What you should do :: Without the pictures, set down the records below word for word.

_ _ _ _ _ _ _

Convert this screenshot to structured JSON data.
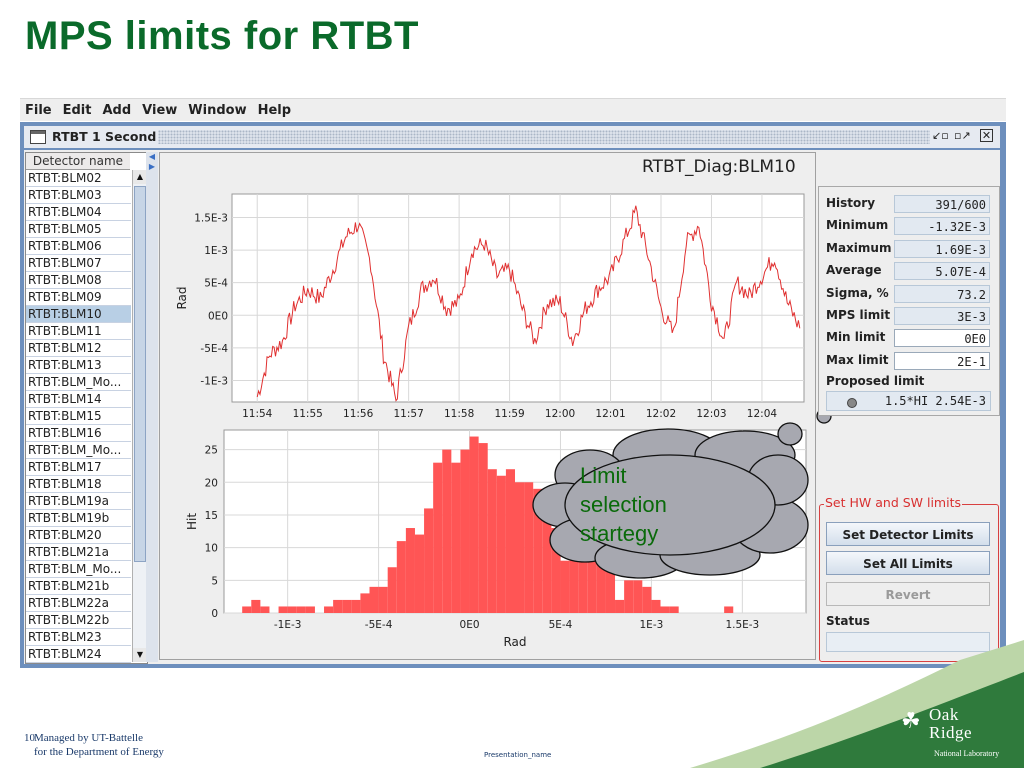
{
  "slide": {
    "title": "MPS limits for RTBT",
    "page_number": "10",
    "footer_line1": "Managed by UT-Battelle",
    "footer_line2": "for the Department of Energy",
    "presentation_name": "Presentation_name",
    "logo_line1": "Oak",
    "logo_line2": "Ridge",
    "logo_line3": "National Laboratory"
  },
  "menu": [
    "File",
    "Edit",
    "Add",
    "View",
    "Window",
    "Help"
  ],
  "window": {
    "title": "RTBT 1 Second",
    "icons": [
      "minimize-icon",
      "maximize-icon",
      "close-icon"
    ]
  },
  "detector_list": {
    "header": "Detector name",
    "items": [
      "RTBT:BLM02",
      "RTBT:BLM03",
      "RTBT:BLM04",
      "RTBT:BLM05",
      "RTBT:BLM06",
      "RTBT:BLM07",
      "RTBT:BLM08",
      "RTBT:BLM09",
      "RTBT:BLM10",
      "RTBT:BLM11",
      "RTBT:BLM12",
      "RTBT:BLM13",
      "RTBT:BLM_Mo...",
      "RTBT:BLM14",
      "RTBT:BLM15",
      "RTBT:BLM16",
      "RTBT:BLM_Mo...",
      "RTBT:BLM17",
      "RTBT:BLM18",
      "RTBT:BLM19a",
      "RTBT:BLM19b",
      "RTBT:BLM20",
      "RTBT:BLM21a",
      "RTBT:BLM_Mo...",
      "RTBT:BLM21b",
      "RTBT:BLM22a",
      "RTBT:BLM22b",
      "RTBT:BLM23",
      "RTBT:BLM24"
    ],
    "selected": "RTBT:BLM10"
  },
  "plot_title": "RTBT_Diag:BLM10",
  "stats": [
    {
      "label": "History",
      "value": "391/600"
    },
    {
      "label": "Minimum",
      "value": "-1.32E-3"
    },
    {
      "label": "Maximum",
      "value": "1.69E-3"
    },
    {
      "label": "Average",
      "value": "5.07E-4"
    },
    {
      "label": "Sigma, %",
      "value": "73.2"
    },
    {
      "label": "MPS limit",
      "value": "3E-3"
    },
    {
      "label": "Min limit",
      "value": "0E0"
    },
    {
      "label": "Max limit",
      "value": "2E-1"
    }
  ],
  "proposed": {
    "label": "Proposed limit",
    "value": "1.5*HI 2.54E-3"
  },
  "hw_group": {
    "title": "Set HW and SW limits",
    "set_detector": "Set Detector Limits",
    "set_all": "Set All Limits",
    "revert": "Revert",
    "status_label": "Status",
    "status_value": ""
  },
  "callout": {
    "lines": [
      "Limit",
      "selection",
      "startegy"
    ]
  },
  "colors": {
    "trace": "#e03030",
    "histogram": "#ff5555",
    "title_green": "#0a6a2a",
    "accent_blue": "#6d8fbd"
  },
  "chart_data": [
    {
      "type": "line",
      "ylabel": "Rad",
      "yticks": [
        "1.5E-3",
        "1E-3",
        "5E-4",
        "0E0",
        "-5E-4",
        "-1E-3"
      ],
      "ytick_values": [
        0.0015,
        0.001,
        0.0005,
        0,
        -0.0005,
        -0.001
      ],
      "xticks": [
        "11:54",
        "11:55",
        "11:56",
        "11:57",
        "11:58",
        "11:59",
        "12:00",
        "12:01",
        "12:02",
        "12:03",
        "12:04"
      ],
      "ylim": [
        -0.00133,
        0.00186
      ],
      "grid": true,
      "series": [
        {
          "x": [
            "11:54:00",
            "11:54:15",
            "11:54:30",
            "11:54:45",
            "11:55:00",
            "11:55:15",
            "11:55:30",
            "11:55:45",
            "11:56:00",
            "11:56:15",
            "11:56:30",
            "11:56:45",
            "11:57:00",
            "11:57:15",
            "11:57:30",
            "11:57:45",
            "11:58:00",
            "11:58:15",
            "11:58:30",
            "11:58:45",
            "11:59:00",
            "11:59:15",
            "11:59:30",
            "11:59:45",
            "12:00:00",
            "12:00:15",
            "12:00:30",
            "12:00:45",
            "12:01:00",
            "12:01:15",
            "12:01:30",
            "12:01:45",
            "12:02:00",
            "12:02:15",
            "12:02:30",
            "12:02:45",
            "12:03:00",
            "12:03:15",
            "12:03:30",
            "12:03:45",
            "12:04:00",
            "12:04:15",
            "12:04:30",
            "12:04:45"
          ],
          "y": [
            -0.00125,
            -0.0006,
            -0.0004,
            0.00015,
            0.0004,
            0.00025,
            0.0007,
            0.0012,
            0.0014,
            0.0008,
            -0.0006,
            -0.0013,
            -0.0002,
            0.0004,
            0.0006,
            0.0001,
            0.0002,
            0.001,
            0.0011,
            0.0006,
            0.0007,
            0.0001,
            -0.0004,
            0.0002,
            0.0002,
            -0.0004,
            0.0001,
            0.0004,
            0.0006,
            0.0011,
            0.0016,
            0.0009,
            0.0001,
            -0.0003,
            0.0011,
            0.0014,
            0.0002,
            -0.0004,
            0.0005,
            0.0003,
            0.0006,
            0.0009,
            0.0002,
            -0.0002
          ]
        }
      ]
    },
    {
      "type": "bar",
      "xlabel": "Rad",
      "ylabel": "Hit",
      "xticks": [
        "-1E-3",
        "-5E-4",
        "0E0",
        "5E-4",
        "1E-3",
        "1.5E-3"
      ],
      "xtick_values": [
        -0.001,
        -0.0005,
        0,
        0.0005,
        0.001,
        0.0015
      ],
      "yticks": [
        "0",
        "5",
        "10",
        "15",
        "20",
        "25"
      ],
      "ylim": [
        0,
        28
      ],
      "xlim": [
        -0.00135,
        0.00185
      ],
      "bin_start": -0.0013,
      "bin_width": 5e-05,
      "values": [
        0,
        1,
        2,
        1,
        0,
        1,
        1,
        1,
        1,
        0,
        1,
        2,
        2,
        2,
        3,
        4,
        4,
        7,
        11,
        13,
        12,
        16,
        23,
        25,
        23,
        25,
        27,
        26,
        22,
        21,
        22,
        20,
        20,
        19,
        16,
        13,
        8,
        9,
        8,
        8,
        8,
        7,
        2,
        5,
        5,
        4,
        2,
        1,
        1,
        0,
        0,
        0,
        0,
        0,
        1,
        0,
        0,
        0,
        0,
        0,
        0,
        0,
        0,
        0
      ]
    }
  ]
}
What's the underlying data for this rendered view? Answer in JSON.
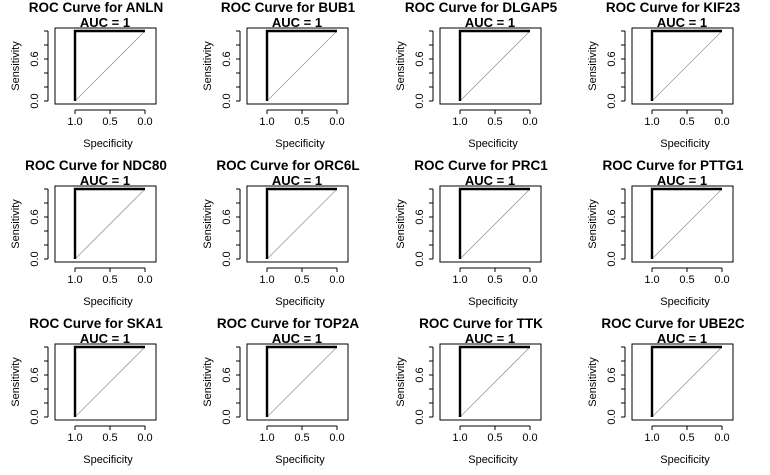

_ _ _ _ _ _ _

The response ::
Convert this screenshot to structured JSON data.
{
  "slide": {
    "title": "MPS limits for RTBT",
    "page_number": "10",
    "footer_line1": "Managed by UT-Battelle",
    "footer_line2": "for the Department of Energy",
    "presentation_name": "Presentation_name",
    "logo_line1": "Oak",
    "logo_line2": "Ridge",
    "logo_line3": "National Laboratory"
  },
  "menu": [
    "File",
    "Edit",
    "Add",
    "View",
    "Window",
    "Help"
  ],
  "window": {
    "title": "RTBT 1 Second",
    "icons": [
      "minimize-icon",
      "maximize-icon",
      "close-icon"
    ]
  },
  "detector_list": {
    "header": "Detector name",
    "items": [
      "RTBT:BLM02",
      "RTBT:BLM03",
      "RTBT:BLM04",
      "RTBT:BLM05",
      "RTBT:BLM06",
      "RTBT:BLM07",
      "RTBT:BLM08",
      "RTBT:BLM09",
      "RTBT:BLM10",
      "RTBT:BLM11",
      "RTBT:BLM12",
      "RTBT:BLM13",
      "RTBT:BLM_Mo...",
      "RTBT:BLM14",
      "RTBT:BLM15",
      "RTBT:BLM16",
      "RTBT:BLM_Mo...",
      "RTBT:BLM17",
      "RTBT:BLM18",
      "RTBT:BLM19a",
      "RTBT:BLM19b",
      "RTBT:BLM20",
      "RTBT:BLM21a",
      "RTBT:BLM_Mo...",
      "RTBT:BLM21b",
      "RTBT:BLM22a",
      "RTBT:BLM22b",
      "RTBT:BLM23",
      "RTBT:BLM24"
    ],
    "selected": "RTBT:BLM10"
  },
  "plot_title": "RTBT_Diag:BLM10",
  "stats": [
    {
      "label": "History",
      "value": "391/600"
    },
    {
      "label": "Minimum",
      "value": "-1.32E-3"
    },
    {
      "label": "Maximum",
      "value": "1.69E-3"
    },
    {
      "label": "Average",
      "value": "5.07E-4"
    },
    {
      "label": "Sigma, %",
      "value": "73.2"
    },
    {
      "label": "MPS limit",
      "value": "3E-3"
    },
    {
      "label": "Min limit",
      "value": "0E0"
    },
    {
      "label": "Max limit",
      "value": "2E-1"
    }
  ],
  "proposed": {
    "label": "Proposed limit",
    "value": "1.5*HI 2.54E-3"
  },
  "hw_group": {
    "title": "Set HW and SW limits",
    "set_detector": "Set Detector Limits",
    "set_all": "Set All Limits",
    "revert": "Revert",
    "status_label": "Status",
    "status_value": ""
  },
  "callout": {
    "lines": [
      "Limit",
      "selection",
      "startegy"
    ]
  },
  "colors": {
    "trace": "#e03030",
    "histogram": "#ff5555",
    "title_green": "#0a6a2a",
    "accent_blue": "#6d8fbd"
  },
  "chart_data": [
    {
      "type": "line",
      "ylabel": "Rad",
      "yticks": [
        "1.5E-3",
        "1E-3",
        "5E-4",
        "0E0",
        "-5E-4",
        "-1E-3"
      ],
      "ytick_values": [
        0.0015,
        0.001,
        0.0005,
        0,
        -0.0005,
        -0.001
      ],
      "xticks": [
        "11:54",
        "11:55",
        "11:56",
        "11:57",
        "11:58",
        "11:59",
        "12:00",
        "12:01",
        "12:02",
        "12:03",
        "12:04"
      ],
      "ylim": [
        -0.00133,
        0.00186
      ],
      "grid": true,
      "series": [
        {
          "x": [
            "11:54:00",
            "11:54:15",
            "11:54:30",
            "11:54:45",
            "11:55:00",
            "11:55:15",
            "11:55:30",
            "11:55:45",
            "11:56:00",
            "11:56:15",
            "11:56:30",
            "11:56:45",
            "11:57:00",
            "11:57:15",
            "11:57:30",
            "11:57:45",
            "11:58:00",
            "11:58:15",
            "11:58:30",
            "11:58:45",
            "11:59:00",
            "11:59:15",
            "11:59:30",
            "11:59:45",
            "12:00:00",
            "12:00:15",
            "12:00:30",
            "12:00:45",
            "12:01:00",
            "12:01:15",
            "12:01:30",
            "12:01:45",
            "12:02:00",
            "12:02:15",
            "12:02:30",
            "12:02:45",
            "12:03:00",
            "12:03:15",
            "12:03:30",
            "12:03:45",
            "12:04:00",
            "12:04:15",
            "12:04:30",
            "12:04:45"
          ],
          "y": [
            -0.00125,
            -0.0006,
            -0.0004,
            0.00015,
            0.0004,
            0.00025,
            0.0007,
            0.0012,
            0.0014,
            0.0008,
            -0.0006,
            -0.0013,
            -0.0002,
            0.0004,
            0.0006,
            0.0001,
            0.0002,
            0.001,
            0.0011,
            0.0006,
            0.0007,
            0.0001,
            -0.0004,
            0.0002,
            0.0002,
            -0.0004,
            0.0001,
            0.0004,
            0.0006,
            0.0011,
            0.0016,
            0.0009,
            0.0001,
            -0.0003,
            0.0011,
            0.0014,
            0.0002,
            -0.0004,
            0.0005,
            0.0003,
            0.0006,
            0.0009,
            0.0002,
            -0.0002
          ]
        }
      ]
    },
    {
      "type": "bar",
      "xlabel": "Rad",
      "ylabel": "Hit",
      "xticks": [
        "-1E-3",
        "-5E-4",
        "0E0",
        "5E-4",
        "1E-3",
        "1.5E-3"
      ],
      "xtick_values": [
        -0.001,
        -0.0005,
        0,
        0.0005,
        0.001,
        0.0015
      ],
      "yticks": [
        "0",
        "5",
        "10",
        "15",
        "20",
        "25"
      ],
      "ylim": [
        0,
        28
      ],
      "xlim": [
        -0.00135,
        0.00185
      ],
      "bin_start": -0.0013,
      "bin_width": 5e-05,
      "values": [
        0,
        1,
        2,
        1,
        0,
        1,
        1,
        1,
        1,
        0,
        1,
        2,
        2,
        2,
        3,
        4,
        4,
        7,
        11,
        13,
        12,
        16,
        23,
        25,
        23,
        25,
        27,
        26,
        22,
        21,
        22,
        20,
        20,
        19,
        16,
        13,
        8,
        9,
        8,
        8,
        8,
        7,
        2,
        5,
        5,
        4,
        2,
        1,
        1,
        0,
        0,
        0,
        0,
        0,
        1,
        0,
        0,
        0,
        0,
        0,
        0,
        0,
        0,
        0
      ]
    }
  ]
}
What's the underlying data for this rendered view? Answer in JSON.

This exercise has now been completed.